→ Directive: From the listing below, extract every line containing "content".

→ Available records:
:::::

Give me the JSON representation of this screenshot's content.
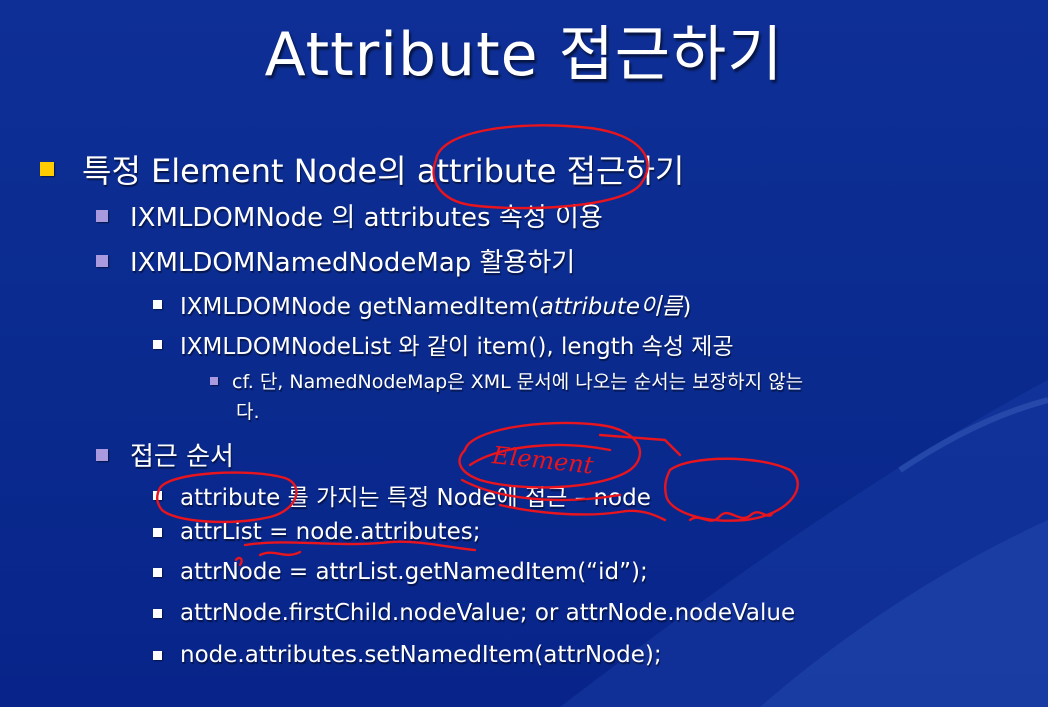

:::::

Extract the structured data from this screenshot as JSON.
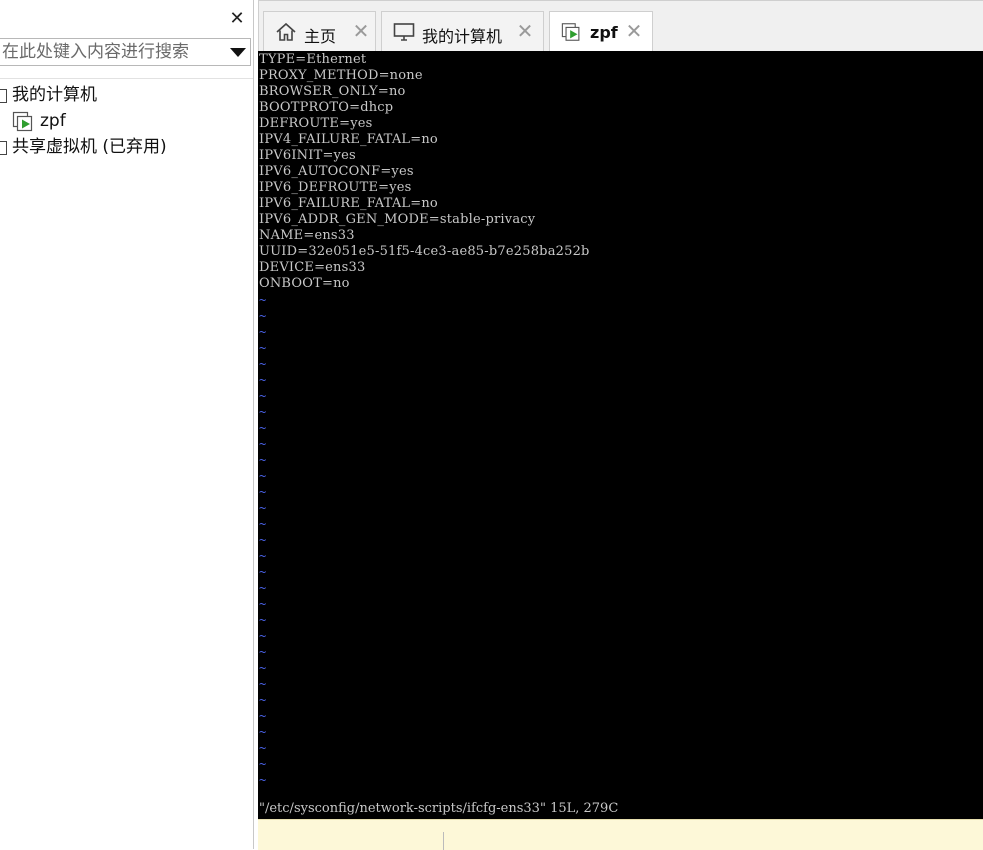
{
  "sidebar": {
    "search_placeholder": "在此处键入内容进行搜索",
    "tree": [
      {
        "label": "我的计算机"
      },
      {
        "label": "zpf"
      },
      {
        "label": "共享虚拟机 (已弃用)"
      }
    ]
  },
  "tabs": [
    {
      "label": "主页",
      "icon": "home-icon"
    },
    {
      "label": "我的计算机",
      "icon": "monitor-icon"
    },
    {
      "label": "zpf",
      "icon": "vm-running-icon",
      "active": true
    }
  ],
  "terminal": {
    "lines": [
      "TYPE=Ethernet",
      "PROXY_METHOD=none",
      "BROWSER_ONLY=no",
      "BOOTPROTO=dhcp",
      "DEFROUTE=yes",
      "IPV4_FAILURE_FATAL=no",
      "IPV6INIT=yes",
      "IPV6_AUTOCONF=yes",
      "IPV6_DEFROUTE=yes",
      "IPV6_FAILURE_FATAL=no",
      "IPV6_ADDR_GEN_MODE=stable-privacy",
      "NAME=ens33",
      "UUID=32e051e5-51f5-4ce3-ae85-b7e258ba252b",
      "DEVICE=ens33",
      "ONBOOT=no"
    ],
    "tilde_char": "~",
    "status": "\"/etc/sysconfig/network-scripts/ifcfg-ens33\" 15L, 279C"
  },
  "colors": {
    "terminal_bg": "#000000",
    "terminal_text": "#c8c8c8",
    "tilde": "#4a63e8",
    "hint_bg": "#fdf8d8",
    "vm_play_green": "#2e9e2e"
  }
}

:::::

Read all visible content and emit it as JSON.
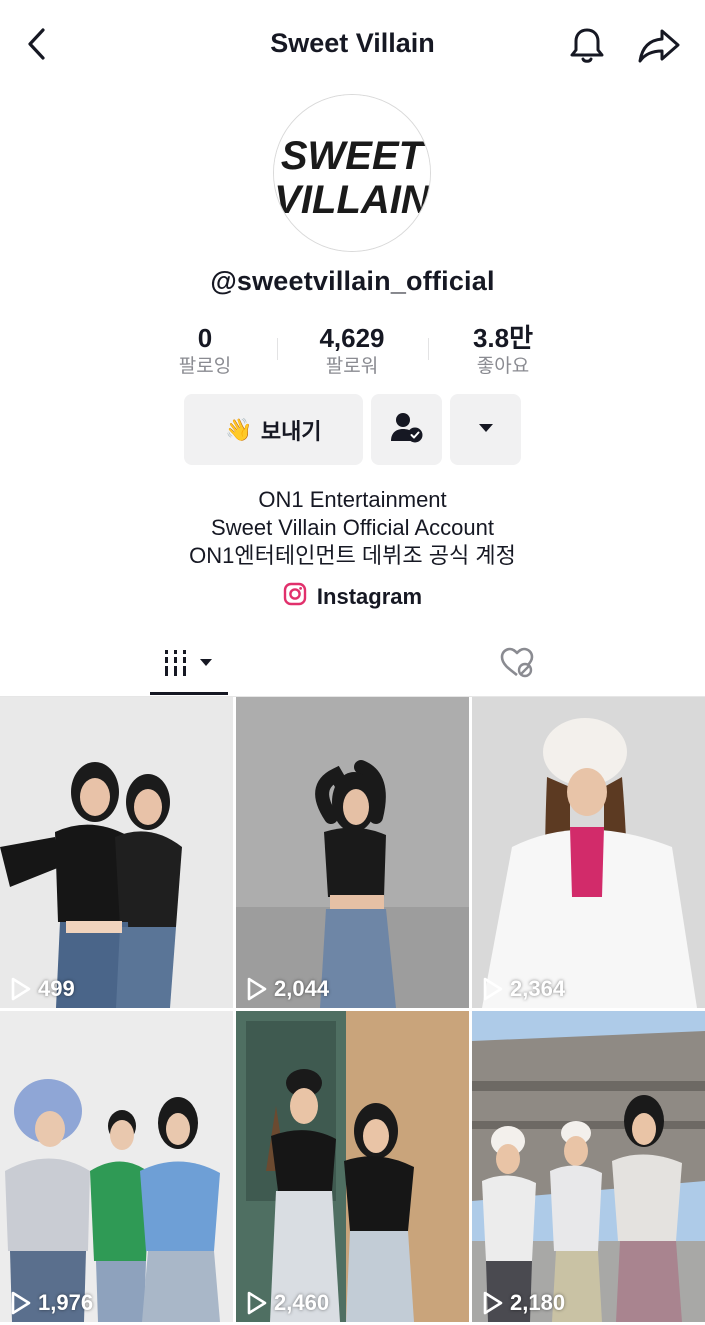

:::::

→ Written response:
Give me the JSON representation of this screenshot's content.
Read all visible content and emit it as JSON.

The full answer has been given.